Written problem: Filter the records below and copy every line containing the word "yang".

Record list:
==*==

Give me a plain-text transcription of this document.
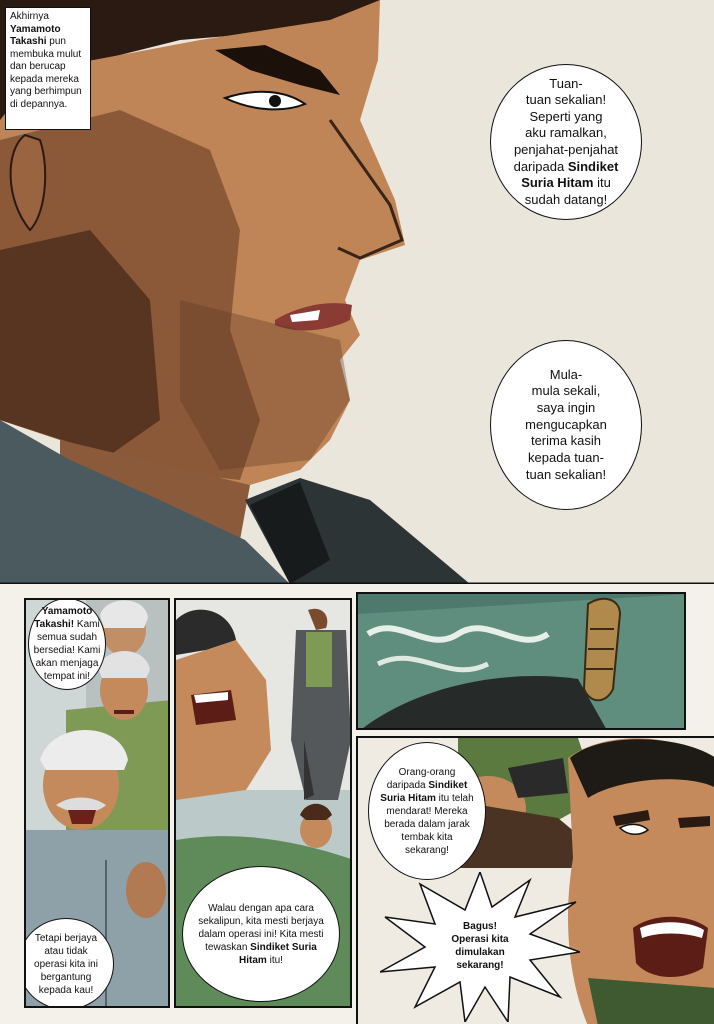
Akhirnya Yamamoto Takashi pun membuka mulut dan berucap kepada mereka yang berhimpun di depannya.
Tuan-
tuan sekalian!
Seperti yang
aku ramalkan,
penjahat-penjahat
daripada Sindiket
Suria Hitam itu
sudah datang!
Mula-
mula sekali,
saya ingin
mengucapkan
terima kasih
kepada tuan-
tuan sekalian!
Yamamoto Takashi! Kami semua sudah bersedia! Kami akan menjaga tempat ini!
Tetapi berjaya atau tidak operasi kita ini bergantung kepada kau!
Walau dengan apa cara sekalipun, kita mesti berjaya dalam operasi ini! Kita mesti tewaskan Sindiket Suria Hitam itu!
Orang-orang daripada Sindiket Suria Hitam itu telah mendarat! Mereka berada dalam jarak tembak kita sekarang!
Bagus! Operasi kita dimulakan sekarang!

==*==

Answer to this exercise:
Akhirnya Yamamoto Takashi pun membuka mulut dan berucap kepada mereka yang berhimpun di depannya.
Seperti yang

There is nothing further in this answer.